[Data entries for graphics]
□ □ □

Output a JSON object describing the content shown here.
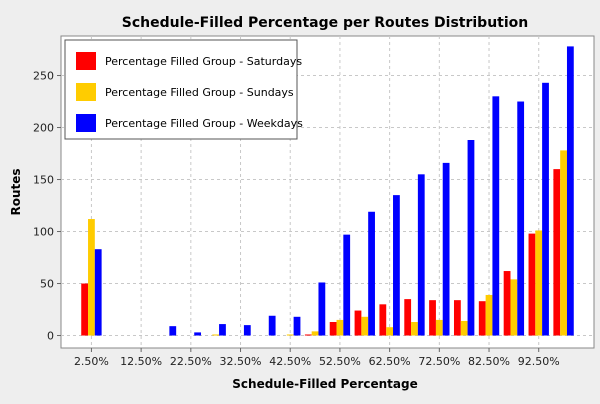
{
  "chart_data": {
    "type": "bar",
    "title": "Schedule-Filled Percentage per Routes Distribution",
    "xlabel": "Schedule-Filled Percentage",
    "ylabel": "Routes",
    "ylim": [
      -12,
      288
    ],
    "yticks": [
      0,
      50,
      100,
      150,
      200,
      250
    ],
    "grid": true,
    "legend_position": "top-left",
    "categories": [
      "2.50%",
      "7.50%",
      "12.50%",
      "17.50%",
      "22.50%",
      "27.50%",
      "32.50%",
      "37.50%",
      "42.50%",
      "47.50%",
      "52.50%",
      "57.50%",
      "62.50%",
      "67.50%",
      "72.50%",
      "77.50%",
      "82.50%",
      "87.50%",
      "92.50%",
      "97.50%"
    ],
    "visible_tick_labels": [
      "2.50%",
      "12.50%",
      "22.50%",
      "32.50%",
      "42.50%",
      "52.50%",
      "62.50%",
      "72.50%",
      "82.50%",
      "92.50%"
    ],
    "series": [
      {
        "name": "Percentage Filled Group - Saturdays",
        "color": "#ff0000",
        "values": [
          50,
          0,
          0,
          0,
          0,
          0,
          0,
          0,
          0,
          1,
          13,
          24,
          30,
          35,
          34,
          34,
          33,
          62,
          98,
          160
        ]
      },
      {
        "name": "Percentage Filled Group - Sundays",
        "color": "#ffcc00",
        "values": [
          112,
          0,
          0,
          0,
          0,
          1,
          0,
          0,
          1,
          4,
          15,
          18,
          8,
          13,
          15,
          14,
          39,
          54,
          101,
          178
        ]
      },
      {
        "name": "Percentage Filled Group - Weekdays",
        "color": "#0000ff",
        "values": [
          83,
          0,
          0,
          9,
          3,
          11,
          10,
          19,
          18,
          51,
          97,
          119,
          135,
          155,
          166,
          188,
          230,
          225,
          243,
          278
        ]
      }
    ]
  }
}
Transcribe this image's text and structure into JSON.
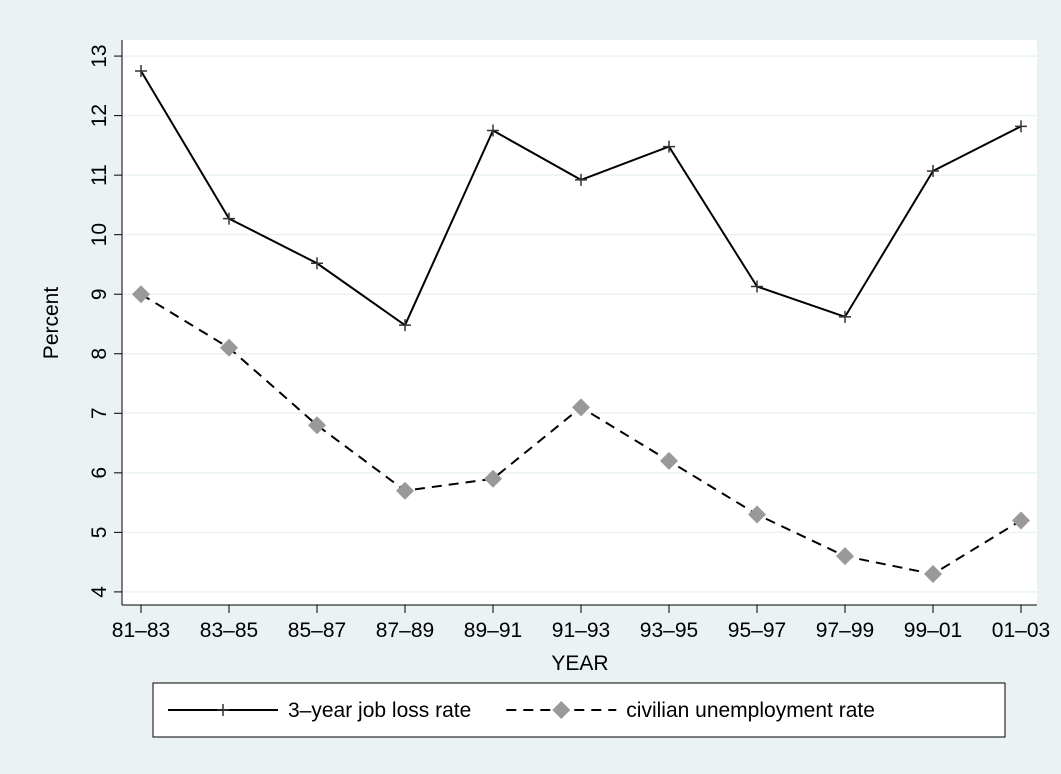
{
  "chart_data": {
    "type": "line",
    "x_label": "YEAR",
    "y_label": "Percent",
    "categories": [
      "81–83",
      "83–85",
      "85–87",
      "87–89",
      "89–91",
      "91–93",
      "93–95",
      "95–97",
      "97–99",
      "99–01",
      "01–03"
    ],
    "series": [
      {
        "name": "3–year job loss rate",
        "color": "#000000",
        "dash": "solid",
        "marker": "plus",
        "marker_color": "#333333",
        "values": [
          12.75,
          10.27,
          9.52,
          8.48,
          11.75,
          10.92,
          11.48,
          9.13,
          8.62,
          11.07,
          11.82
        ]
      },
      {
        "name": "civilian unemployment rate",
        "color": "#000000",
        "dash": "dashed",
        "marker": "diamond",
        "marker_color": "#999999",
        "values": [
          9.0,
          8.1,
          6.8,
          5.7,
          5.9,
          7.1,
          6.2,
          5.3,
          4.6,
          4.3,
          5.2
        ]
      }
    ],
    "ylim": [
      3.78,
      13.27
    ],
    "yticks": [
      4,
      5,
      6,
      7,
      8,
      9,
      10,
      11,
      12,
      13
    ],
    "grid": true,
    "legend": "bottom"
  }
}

□ □ □

[DIRECTIONS FOR THIS TASK]: Retype every entry verbatim and exclude the pictures from the copy.

[SOLUTION TO THIS TASK]:
Output a JSON object describing the content shown here.
{
  "chart_data": {
    "type": "bar",
    "title": "Schedule-Filled Percentage per Routes Distribution",
    "xlabel": "Schedule-Filled Percentage",
    "ylabel": "Routes",
    "ylim": [
      -12,
      288
    ],
    "yticks": [
      0,
      50,
      100,
      150,
      200,
      250
    ],
    "grid": true,
    "legend_position": "top-left",
    "categories": [
      "2.50%",
      "7.50%",
      "12.50%",
      "17.50%",
      "22.50%",
      "27.50%",
      "32.50%",
      "37.50%",
      "42.50%",
      "47.50%",
      "52.50%",
      "57.50%",
      "62.50%",
      "67.50%",
      "72.50%",
      "77.50%",
      "82.50%",
      "87.50%",
      "92.50%",
      "97.50%"
    ],
    "visible_tick_labels": [
      "2.50%",
      "12.50%",
      "22.50%",
      "32.50%",
      "42.50%",
      "52.50%",
      "62.50%",
      "72.50%",
      "82.50%",
      "92.50%"
    ],
    "series": [
      {
        "name": "Percentage Filled Group - Saturdays",
        "color": "#ff0000",
        "values": [
          50,
          0,
          0,
          0,
          0,
          0,
          0,
          0,
          0,
          1,
          13,
          24,
          30,
          35,
          34,
          34,
          33,
          62,
          98,
          160
        ]
      },
      {
        "name": "Percentage Filled Group - Sundays",
        "color": "#ffcc00",
        "values": [
          112,
          0,
          0,
          0,
          0,
          1,
          0,
          0,
          1,
          4,
          15,
          18,
          8,
          13,
          15,
          14,
          39,
          54,
          101,
          178
        ]
      },
      {
        "name": "Percentage Filled Group - Weekdays",
        "color": "#0000ff",
        "values": [
          83,
          0,
          0,
          9,
          3,
          11,
          10,
          19,
          18,
          51,
          97,
          119,
          135,
          155,
          166,
          188,
          230,
          225,
          243,
          278
        ]
      }
    ]
  }
}
Transcribe this image's text and structure into JSON.
{
  "chart_data": {
    "type": "line",
    "x_label": "YEAR",
    "y_label": "Percent",
    "categories": [
      "81–83",
      "83–85",
      "85–87",
      "87–89",
      "89–91",
      "91–93",
      "93–95",
      "95–97",
      "97–99",
      "99–01",
      "01–03"
    ],
    "series": [
      {
        "name": "3–year job loss rate",
        "color": "#000000",
        "dash": "solid",
        "marker": "plus",
        "marker_color": "#333333",
        "values": [
          12.75,
          10.27,
          9.52,
          8.48,
          11.75,
          10.92,
          11.48,
          9.13,
          8.62,
          11.07,
          11.82
        ]
      },
      {
        "name": "civilian unemployment rate",
        "color": "#000000",
        "dash": "dashed",
        "marker": "diamond",
        "marker_color": "#999999",
        "values": [
          9.0,
          8.1,
          6.8,
          5.7,
          5.9,
          7.1,
          6.2,
          5.3,
          4.6,
          4.3,
          5.2
        ]
      }
    ],
    "ylim": [
      3.78,
      13.27
    ],
    "yticks": [
      4,
      5,
      6,
      7,
      8,
      9,
      10,
      11,
      12,
      13
    ],
    "grid": true,
    "legend": "bottom"
  }
}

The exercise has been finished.